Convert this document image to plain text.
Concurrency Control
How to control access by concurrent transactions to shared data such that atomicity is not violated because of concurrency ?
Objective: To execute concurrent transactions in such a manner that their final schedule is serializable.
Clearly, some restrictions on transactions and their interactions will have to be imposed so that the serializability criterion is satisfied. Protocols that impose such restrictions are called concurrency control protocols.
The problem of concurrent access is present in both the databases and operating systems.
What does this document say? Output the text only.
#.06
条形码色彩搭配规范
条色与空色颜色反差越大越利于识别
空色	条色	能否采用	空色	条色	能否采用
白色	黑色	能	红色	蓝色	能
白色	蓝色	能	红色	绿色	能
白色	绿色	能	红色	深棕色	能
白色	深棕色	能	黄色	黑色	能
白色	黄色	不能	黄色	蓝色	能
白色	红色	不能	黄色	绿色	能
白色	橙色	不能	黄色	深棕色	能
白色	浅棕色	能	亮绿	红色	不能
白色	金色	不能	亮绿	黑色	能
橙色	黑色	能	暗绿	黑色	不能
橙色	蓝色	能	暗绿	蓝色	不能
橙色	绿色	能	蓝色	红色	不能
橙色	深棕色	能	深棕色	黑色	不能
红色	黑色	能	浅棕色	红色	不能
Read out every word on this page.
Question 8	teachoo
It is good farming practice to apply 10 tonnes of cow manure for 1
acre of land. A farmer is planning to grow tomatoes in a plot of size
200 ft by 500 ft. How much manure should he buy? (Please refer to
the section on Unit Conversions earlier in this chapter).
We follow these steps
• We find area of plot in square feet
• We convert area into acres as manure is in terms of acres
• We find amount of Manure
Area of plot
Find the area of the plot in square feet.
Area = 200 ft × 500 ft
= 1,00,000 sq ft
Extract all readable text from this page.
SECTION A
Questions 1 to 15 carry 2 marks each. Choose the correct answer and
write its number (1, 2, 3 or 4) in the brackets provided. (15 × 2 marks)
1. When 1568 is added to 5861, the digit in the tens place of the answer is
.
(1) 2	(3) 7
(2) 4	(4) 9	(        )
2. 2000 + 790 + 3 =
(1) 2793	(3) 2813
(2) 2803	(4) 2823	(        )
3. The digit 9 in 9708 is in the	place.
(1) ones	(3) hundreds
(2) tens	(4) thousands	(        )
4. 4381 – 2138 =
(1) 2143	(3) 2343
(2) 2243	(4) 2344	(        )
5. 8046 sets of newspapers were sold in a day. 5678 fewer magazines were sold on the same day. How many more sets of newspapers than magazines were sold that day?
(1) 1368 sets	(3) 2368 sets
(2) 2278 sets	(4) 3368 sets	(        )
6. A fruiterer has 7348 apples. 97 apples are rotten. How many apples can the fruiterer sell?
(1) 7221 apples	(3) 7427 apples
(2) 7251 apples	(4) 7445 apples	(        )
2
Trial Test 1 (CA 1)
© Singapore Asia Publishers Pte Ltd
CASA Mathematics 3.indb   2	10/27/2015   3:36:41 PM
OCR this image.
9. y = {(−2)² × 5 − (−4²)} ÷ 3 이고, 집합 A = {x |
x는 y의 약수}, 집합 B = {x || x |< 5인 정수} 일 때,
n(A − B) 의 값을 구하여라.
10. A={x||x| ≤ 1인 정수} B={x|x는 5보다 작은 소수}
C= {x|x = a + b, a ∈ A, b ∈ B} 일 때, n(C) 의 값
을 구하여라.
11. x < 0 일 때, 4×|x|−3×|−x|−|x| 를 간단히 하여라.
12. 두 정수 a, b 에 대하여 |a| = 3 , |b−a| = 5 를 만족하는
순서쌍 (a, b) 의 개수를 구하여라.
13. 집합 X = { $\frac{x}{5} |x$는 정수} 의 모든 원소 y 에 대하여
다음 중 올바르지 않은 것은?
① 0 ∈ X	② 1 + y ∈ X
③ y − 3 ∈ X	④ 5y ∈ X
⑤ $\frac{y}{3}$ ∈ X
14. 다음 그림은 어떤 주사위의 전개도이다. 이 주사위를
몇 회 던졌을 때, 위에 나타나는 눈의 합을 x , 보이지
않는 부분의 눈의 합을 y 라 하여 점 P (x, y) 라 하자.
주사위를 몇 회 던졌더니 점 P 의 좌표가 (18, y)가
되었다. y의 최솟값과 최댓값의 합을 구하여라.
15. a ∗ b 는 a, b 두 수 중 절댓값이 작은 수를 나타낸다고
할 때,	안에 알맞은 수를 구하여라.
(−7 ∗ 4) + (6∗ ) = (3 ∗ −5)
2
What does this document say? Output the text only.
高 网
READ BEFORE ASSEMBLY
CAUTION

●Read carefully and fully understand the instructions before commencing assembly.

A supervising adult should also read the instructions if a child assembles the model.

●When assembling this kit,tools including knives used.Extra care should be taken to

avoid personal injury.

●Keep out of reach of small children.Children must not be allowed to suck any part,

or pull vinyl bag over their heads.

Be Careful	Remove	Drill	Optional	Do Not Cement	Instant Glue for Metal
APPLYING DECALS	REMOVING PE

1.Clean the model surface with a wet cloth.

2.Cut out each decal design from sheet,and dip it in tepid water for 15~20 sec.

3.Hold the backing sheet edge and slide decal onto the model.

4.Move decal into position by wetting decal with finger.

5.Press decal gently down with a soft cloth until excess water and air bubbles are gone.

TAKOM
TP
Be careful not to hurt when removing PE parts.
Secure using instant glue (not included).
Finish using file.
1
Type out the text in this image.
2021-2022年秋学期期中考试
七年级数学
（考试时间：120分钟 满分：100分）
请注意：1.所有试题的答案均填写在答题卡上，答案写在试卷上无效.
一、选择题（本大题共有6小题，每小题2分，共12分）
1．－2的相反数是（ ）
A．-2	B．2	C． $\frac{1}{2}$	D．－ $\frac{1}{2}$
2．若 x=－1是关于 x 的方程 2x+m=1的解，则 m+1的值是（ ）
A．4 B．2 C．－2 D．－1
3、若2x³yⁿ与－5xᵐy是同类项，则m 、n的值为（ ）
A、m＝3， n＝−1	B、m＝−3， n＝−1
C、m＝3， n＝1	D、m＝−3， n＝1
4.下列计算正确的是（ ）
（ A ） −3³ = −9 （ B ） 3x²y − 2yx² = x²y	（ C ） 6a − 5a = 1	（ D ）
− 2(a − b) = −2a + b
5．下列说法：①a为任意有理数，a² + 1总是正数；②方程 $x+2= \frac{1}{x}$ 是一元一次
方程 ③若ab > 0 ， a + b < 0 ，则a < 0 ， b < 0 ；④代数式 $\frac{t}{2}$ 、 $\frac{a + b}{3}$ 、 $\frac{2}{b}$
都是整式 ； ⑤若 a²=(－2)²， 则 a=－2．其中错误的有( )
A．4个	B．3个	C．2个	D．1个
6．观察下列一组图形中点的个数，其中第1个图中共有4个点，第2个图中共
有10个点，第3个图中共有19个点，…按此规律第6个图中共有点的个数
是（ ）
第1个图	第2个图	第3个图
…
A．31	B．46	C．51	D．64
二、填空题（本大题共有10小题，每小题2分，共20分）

==============================

> **WORK TO BE COMPLETED**: Copy out each line of the entries that holds "plot".

> **RESPONSE TO THE EXERCISE**:
acre of land. A farmer is planning to grow tomatoes in a plot of size
• We find area of plot in square feet
Area of plot
Find the area of the plot in square feet.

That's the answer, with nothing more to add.